**Goal:** Check each line below for the word "JSON", and copy those that have it.

**Supplied entries:**
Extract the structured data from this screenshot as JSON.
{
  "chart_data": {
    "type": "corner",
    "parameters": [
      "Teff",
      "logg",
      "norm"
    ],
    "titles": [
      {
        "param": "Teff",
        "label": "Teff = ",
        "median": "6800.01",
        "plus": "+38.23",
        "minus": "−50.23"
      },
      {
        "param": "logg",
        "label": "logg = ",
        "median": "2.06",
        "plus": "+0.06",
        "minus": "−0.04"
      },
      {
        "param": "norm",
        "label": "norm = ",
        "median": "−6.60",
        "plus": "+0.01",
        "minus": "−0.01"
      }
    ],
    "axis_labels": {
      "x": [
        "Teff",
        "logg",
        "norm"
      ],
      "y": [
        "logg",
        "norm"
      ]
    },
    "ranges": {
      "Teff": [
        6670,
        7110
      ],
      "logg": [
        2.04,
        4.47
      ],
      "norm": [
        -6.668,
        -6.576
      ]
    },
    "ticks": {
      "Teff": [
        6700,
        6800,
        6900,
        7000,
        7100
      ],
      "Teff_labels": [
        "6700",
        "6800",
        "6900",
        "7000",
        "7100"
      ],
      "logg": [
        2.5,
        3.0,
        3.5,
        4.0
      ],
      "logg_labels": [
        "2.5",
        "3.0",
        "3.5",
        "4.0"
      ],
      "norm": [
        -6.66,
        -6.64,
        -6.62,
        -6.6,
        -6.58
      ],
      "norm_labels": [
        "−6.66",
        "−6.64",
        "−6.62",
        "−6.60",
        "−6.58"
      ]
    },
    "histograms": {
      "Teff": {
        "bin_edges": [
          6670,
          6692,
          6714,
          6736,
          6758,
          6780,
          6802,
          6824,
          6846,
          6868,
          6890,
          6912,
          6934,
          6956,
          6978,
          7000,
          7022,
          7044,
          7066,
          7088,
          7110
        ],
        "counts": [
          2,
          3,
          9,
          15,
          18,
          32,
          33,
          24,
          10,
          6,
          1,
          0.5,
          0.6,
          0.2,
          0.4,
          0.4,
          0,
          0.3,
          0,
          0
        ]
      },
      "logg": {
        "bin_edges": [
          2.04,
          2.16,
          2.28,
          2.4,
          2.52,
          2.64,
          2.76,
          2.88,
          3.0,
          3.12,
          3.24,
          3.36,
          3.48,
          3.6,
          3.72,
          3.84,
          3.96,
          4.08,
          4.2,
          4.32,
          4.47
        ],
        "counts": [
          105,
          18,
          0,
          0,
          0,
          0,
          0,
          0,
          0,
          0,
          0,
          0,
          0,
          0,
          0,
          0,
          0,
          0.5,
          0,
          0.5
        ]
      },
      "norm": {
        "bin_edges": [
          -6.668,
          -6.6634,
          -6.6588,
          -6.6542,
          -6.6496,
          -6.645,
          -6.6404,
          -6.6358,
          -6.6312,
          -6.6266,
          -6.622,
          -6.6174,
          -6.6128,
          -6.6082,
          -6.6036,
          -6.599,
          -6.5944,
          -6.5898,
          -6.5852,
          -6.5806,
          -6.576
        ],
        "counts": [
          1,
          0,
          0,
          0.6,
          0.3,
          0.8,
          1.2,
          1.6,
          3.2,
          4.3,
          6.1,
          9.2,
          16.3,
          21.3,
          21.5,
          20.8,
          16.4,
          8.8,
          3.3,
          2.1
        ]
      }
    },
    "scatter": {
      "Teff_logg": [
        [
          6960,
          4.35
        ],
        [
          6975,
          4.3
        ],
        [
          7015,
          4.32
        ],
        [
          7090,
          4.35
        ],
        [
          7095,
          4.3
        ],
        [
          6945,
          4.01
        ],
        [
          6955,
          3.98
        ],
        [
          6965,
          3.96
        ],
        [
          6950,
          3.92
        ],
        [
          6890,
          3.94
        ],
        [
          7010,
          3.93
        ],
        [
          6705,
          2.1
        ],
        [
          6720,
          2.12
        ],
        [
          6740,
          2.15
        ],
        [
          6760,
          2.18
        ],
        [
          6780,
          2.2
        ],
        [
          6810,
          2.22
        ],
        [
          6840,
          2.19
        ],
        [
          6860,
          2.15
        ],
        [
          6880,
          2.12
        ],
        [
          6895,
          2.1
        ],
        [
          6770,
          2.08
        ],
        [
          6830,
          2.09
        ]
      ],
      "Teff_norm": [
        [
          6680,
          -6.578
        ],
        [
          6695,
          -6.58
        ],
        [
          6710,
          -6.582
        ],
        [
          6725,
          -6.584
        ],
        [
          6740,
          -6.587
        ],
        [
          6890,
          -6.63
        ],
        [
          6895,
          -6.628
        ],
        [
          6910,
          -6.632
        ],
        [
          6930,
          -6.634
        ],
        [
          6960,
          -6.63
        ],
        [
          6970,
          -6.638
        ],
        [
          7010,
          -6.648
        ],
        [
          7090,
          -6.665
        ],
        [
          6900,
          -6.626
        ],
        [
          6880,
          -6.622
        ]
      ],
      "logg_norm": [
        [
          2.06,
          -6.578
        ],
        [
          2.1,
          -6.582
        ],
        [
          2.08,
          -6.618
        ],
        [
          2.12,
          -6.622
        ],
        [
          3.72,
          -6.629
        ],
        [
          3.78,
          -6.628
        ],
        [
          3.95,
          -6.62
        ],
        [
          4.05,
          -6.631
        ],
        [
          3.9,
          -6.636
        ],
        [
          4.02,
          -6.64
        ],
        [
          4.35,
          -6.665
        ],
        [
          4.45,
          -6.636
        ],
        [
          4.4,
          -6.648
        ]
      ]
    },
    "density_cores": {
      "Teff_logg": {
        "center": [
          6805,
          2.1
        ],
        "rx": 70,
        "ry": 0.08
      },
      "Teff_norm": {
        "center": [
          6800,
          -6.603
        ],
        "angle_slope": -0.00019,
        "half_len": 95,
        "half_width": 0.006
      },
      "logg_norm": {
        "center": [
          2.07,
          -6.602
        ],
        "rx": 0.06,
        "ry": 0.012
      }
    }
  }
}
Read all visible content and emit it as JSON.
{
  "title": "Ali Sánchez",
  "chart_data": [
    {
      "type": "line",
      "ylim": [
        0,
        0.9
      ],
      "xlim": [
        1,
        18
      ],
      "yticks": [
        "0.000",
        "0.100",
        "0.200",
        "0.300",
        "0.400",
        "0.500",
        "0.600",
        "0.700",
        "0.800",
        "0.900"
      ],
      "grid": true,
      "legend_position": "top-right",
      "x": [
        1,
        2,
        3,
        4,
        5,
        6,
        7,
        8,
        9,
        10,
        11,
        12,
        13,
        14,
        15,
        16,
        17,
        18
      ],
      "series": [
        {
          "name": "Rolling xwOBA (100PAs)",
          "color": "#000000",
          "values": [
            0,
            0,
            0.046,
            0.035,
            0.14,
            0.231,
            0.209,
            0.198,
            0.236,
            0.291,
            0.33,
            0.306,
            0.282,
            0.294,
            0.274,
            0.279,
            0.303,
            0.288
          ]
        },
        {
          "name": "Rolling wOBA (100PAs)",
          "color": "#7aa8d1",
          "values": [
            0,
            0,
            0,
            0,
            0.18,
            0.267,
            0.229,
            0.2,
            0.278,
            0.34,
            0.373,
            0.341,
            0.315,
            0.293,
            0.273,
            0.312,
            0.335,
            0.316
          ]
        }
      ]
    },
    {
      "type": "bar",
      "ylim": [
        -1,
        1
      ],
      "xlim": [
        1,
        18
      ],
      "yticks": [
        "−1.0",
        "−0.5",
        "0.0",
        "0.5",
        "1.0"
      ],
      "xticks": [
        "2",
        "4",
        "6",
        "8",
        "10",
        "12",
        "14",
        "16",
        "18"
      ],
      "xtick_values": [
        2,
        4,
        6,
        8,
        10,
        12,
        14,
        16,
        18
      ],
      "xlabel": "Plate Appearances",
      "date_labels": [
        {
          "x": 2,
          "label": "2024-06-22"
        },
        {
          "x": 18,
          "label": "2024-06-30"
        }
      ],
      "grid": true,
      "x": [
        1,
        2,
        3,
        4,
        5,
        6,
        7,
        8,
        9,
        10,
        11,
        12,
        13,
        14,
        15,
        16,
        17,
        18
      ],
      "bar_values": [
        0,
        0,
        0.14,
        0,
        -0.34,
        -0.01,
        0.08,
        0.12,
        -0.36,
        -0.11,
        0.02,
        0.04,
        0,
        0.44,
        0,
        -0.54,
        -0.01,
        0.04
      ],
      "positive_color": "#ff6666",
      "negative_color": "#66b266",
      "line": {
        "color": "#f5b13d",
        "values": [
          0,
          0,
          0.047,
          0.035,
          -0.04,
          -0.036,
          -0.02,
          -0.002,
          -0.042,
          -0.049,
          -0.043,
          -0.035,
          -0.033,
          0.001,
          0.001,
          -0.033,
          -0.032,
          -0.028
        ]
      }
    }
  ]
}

**The solution:**
Extract the structured data from this screenshot as JSON.
Read all visible content and emit it as JSON.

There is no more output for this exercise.